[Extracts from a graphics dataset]
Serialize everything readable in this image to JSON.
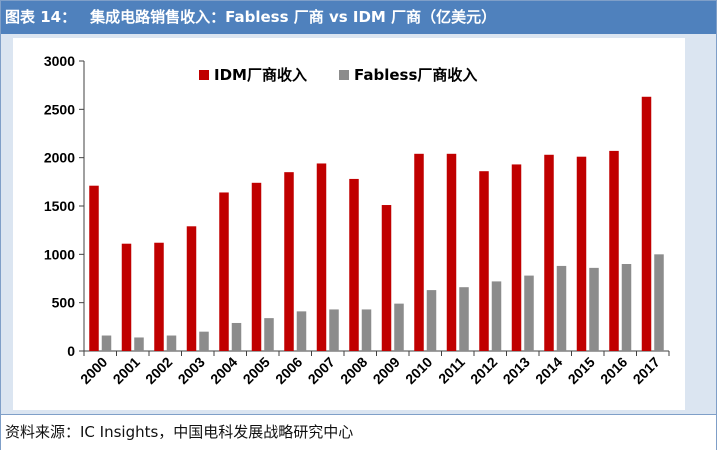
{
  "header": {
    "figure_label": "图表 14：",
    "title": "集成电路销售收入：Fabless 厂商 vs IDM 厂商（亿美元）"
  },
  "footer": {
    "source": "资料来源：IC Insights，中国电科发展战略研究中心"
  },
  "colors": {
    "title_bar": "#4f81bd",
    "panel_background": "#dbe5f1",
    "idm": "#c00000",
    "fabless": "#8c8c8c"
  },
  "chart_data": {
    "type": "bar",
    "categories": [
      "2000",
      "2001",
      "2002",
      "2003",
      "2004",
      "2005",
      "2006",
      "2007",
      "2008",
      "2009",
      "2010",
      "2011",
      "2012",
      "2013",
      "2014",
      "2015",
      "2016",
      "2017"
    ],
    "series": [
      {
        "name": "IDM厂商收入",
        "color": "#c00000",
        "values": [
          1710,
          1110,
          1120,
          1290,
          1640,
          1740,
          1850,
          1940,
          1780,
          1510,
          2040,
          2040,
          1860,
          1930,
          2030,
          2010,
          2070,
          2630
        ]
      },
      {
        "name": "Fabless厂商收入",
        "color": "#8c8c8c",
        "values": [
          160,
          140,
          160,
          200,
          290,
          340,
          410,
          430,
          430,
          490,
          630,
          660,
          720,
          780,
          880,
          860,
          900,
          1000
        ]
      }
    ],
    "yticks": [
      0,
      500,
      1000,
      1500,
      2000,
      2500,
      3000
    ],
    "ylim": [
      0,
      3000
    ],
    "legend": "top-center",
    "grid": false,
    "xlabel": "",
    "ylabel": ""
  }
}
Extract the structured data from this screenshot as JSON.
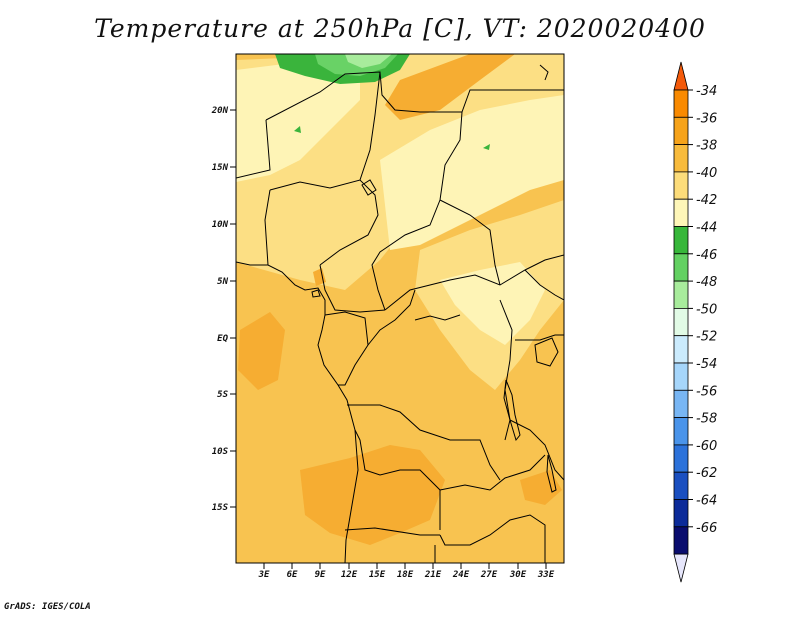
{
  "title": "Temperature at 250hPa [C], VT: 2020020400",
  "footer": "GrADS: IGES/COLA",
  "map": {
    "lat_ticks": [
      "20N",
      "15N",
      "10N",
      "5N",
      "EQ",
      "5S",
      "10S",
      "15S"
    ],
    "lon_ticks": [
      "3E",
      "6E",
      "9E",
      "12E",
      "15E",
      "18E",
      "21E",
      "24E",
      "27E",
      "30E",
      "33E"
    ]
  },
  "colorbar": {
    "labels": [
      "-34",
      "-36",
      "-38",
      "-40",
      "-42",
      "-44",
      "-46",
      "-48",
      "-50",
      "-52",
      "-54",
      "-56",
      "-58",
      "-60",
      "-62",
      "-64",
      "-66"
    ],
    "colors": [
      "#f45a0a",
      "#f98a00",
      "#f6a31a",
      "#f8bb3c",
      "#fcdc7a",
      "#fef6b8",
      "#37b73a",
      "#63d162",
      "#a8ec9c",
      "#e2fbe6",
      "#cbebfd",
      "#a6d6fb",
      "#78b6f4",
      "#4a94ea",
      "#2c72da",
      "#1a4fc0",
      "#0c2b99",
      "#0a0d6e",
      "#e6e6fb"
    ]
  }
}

==

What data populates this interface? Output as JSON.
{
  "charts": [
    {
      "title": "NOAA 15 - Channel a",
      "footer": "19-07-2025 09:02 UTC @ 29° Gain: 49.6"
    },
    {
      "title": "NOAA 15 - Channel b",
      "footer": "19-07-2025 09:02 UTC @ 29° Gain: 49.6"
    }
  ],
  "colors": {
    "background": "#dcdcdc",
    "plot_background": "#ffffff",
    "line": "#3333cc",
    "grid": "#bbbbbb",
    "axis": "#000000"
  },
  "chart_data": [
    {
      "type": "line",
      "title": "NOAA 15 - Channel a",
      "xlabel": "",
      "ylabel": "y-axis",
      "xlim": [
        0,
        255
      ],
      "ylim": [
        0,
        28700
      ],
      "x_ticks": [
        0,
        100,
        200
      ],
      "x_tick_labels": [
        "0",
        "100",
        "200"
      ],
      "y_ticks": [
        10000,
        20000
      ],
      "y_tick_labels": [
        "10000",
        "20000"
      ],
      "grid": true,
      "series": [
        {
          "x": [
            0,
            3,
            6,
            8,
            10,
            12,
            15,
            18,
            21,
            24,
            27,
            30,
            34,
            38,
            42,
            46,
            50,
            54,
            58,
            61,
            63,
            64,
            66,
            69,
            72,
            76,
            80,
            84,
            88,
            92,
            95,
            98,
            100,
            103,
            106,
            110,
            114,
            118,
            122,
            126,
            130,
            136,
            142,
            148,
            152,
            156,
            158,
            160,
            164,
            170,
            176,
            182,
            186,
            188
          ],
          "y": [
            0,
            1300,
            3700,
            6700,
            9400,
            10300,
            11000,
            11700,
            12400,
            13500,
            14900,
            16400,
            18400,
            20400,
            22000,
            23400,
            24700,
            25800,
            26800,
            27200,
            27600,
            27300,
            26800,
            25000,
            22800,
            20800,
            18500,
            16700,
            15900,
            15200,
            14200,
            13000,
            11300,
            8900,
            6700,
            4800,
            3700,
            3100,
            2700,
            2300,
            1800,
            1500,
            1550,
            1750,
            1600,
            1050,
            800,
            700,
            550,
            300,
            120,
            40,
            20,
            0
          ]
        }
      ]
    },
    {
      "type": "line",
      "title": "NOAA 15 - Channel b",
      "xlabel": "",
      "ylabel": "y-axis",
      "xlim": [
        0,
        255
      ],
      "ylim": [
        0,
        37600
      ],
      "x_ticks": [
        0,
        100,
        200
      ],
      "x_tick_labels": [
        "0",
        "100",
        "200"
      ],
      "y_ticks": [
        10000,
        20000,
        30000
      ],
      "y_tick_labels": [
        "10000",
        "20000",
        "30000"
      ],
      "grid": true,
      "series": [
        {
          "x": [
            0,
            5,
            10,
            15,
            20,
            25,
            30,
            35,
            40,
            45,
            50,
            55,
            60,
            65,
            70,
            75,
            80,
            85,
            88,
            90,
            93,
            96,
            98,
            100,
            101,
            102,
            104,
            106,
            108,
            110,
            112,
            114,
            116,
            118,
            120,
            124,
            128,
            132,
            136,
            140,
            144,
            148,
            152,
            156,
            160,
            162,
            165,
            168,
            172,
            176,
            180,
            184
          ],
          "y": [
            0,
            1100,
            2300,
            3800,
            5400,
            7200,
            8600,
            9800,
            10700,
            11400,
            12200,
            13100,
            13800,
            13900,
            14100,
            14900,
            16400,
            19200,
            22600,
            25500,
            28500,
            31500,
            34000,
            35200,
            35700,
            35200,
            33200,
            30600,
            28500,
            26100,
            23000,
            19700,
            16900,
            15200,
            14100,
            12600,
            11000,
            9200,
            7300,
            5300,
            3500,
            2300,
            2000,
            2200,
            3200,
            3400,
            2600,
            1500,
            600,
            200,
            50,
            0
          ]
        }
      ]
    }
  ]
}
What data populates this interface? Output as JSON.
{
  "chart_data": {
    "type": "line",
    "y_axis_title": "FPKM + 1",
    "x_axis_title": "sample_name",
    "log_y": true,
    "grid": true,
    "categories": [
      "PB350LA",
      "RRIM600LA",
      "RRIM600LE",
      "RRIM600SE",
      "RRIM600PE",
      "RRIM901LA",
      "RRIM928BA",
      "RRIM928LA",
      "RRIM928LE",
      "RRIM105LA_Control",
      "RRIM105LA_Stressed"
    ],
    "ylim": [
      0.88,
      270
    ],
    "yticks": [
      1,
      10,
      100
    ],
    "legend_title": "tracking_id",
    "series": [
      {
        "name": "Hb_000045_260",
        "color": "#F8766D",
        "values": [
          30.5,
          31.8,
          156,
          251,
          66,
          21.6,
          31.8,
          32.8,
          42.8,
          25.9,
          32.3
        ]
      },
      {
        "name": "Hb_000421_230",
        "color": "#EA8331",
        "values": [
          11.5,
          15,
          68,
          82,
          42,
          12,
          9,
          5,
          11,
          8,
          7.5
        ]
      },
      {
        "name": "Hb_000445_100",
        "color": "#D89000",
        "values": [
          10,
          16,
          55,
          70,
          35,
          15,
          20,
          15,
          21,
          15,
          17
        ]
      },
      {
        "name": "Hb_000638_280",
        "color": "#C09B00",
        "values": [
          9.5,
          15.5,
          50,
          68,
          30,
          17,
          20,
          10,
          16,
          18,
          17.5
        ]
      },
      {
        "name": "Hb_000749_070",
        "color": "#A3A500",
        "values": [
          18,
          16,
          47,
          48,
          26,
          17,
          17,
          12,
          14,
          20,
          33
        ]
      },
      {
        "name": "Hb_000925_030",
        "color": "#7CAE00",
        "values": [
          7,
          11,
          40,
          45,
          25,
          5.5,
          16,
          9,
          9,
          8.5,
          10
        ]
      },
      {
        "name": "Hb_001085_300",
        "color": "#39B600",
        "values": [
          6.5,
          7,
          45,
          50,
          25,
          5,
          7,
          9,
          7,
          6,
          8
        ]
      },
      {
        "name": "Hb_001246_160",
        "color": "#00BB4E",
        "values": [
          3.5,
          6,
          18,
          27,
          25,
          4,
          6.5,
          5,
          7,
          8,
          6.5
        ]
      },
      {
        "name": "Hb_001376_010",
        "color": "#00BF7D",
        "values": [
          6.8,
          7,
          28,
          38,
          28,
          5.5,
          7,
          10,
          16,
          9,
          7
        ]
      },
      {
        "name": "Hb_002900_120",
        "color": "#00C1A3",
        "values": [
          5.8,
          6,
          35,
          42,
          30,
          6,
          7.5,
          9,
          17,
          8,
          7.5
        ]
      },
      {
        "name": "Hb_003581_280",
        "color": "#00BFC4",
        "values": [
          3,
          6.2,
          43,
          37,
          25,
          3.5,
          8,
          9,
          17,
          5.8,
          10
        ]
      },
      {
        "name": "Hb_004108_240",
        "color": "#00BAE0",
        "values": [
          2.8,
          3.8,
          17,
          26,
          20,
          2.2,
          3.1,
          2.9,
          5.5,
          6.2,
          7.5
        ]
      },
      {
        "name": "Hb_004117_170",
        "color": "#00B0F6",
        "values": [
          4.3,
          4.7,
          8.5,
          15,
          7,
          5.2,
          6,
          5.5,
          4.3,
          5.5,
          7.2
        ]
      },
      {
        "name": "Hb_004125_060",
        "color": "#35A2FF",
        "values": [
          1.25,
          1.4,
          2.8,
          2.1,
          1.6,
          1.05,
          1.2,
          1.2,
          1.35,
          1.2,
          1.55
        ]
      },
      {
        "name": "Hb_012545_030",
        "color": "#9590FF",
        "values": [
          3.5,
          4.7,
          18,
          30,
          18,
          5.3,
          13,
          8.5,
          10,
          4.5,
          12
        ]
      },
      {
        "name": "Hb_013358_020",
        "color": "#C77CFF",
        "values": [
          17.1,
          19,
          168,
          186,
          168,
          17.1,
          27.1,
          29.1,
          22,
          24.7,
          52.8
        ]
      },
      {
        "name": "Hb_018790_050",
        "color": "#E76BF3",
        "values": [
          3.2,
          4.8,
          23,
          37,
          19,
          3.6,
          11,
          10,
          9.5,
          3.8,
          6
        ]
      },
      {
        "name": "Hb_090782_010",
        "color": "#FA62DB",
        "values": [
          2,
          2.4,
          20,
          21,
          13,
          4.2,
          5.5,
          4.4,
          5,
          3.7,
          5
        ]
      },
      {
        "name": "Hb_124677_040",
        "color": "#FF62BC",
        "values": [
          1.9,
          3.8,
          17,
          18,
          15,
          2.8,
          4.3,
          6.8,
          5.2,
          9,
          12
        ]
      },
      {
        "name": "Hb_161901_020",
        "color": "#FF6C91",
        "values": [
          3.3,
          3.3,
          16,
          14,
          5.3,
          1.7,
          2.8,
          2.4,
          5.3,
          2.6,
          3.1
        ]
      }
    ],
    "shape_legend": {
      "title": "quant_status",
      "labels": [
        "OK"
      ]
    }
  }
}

• _Directive_: Copy out every line holding the string "grid".

• _Complete output_:
    "grid": false,
    "grid": "#bbbbbb",
      "grid": true,
      "grid": true,
    "grid": true,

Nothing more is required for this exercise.